━━━ Entries provided ━━━

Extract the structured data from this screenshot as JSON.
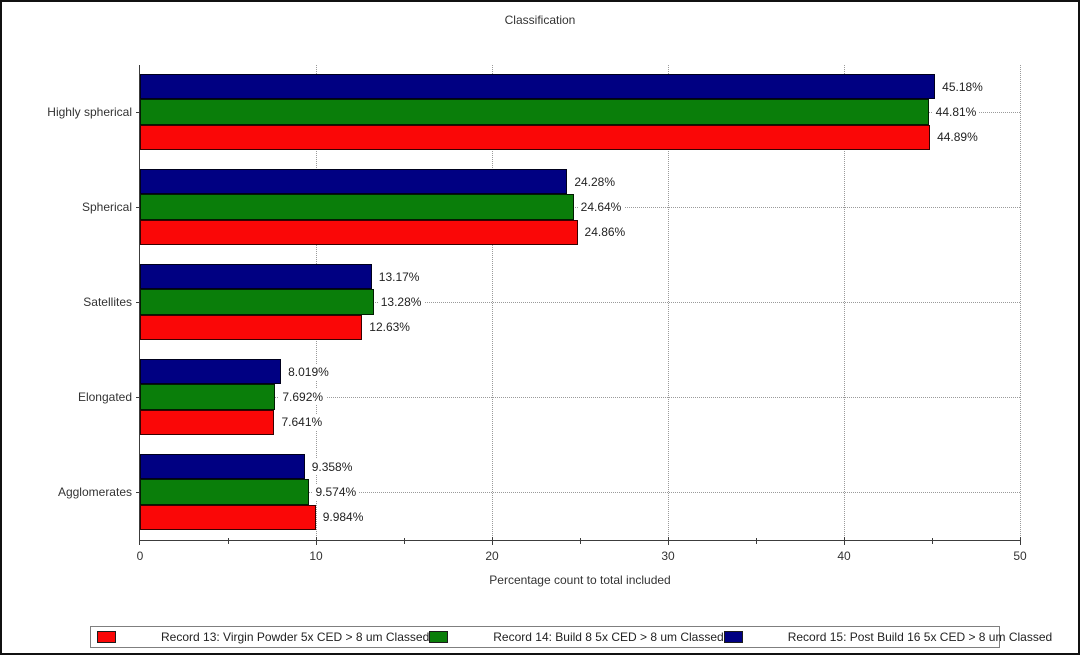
{
  "window": {
    "background": "#ffffff",
    "border_color": "#111111"
  },
  "chart_data": {
    "type": "bar",
    "orientation": "horizontal",
    "title": "Classification",
    "xlabel": "Percentage count to total included",
    "xlim": [
      0,
      50
    ],
    "x_major_ticks": [
      0,
      10,
      20,
      30,
      40,
      50
    ],
    "x_minor_ticks": [
      5,
      15,
      25,
      35,
      45
    ],
    "grid": "dotted",
    "legend_position": "bottom",
    "categories": [
      "Highly spherical",
      "Spherical",
      "Satellites",
      "Elongated",
      "Agglomerates"
    ],
    "series": [
      {
        "name": "Record 13: Virgin Powder 5x CED > 8 um Classed",
        "color": "#fa0707",
        "values": [
          44.89,
          24.86,
          12.63,
          7.641,
          9.984
        ],
        "labels": [
          "44.89%",
          "24.86%",
          "12.63%",
          "7.641%",
          "9.984%"
        ]
      },
      {
        "name": "Record 14: Build 8 5x CED > 8 um Classed",
        "color": "#0a7e0a",
        "values": [
          44.81,
          24.64,
          13.28,
          7.692,
          9.574
        ],
        "labels": [
          "44.81%",
          "24.64%",
          "13.28%",
          "7.692%",
          "9.574%"
        ]
      },
      {
        "name": "Record 15: Post Build 16 5x CED > 8 um Classed",
        "color": "#000082",
        "values": [
          45.18,
          24.28,
          13.17,
          8.019,
          9.358
        ],
        "labels": [
          "45.18%",
          "24.28%",
          "13.17%",
          "8.019%",
          "9.358%"
        ]
      }
    ],
    "bar_row_order_top_to_bottom": [
      2,
      1,
      0
    ]
  }
}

━━━

* **Directions**
Show every line in the entries where the string "Record" occurs.

* **Task output**
        "name": "Record 13: Virgin Powder 5x CED > 8 um Classed",
        "name": "Record 14: Build 8 5x CED > 8 um Classed",
        "name": "Record 15: Post Build 16 5x CED > 8 um Classed",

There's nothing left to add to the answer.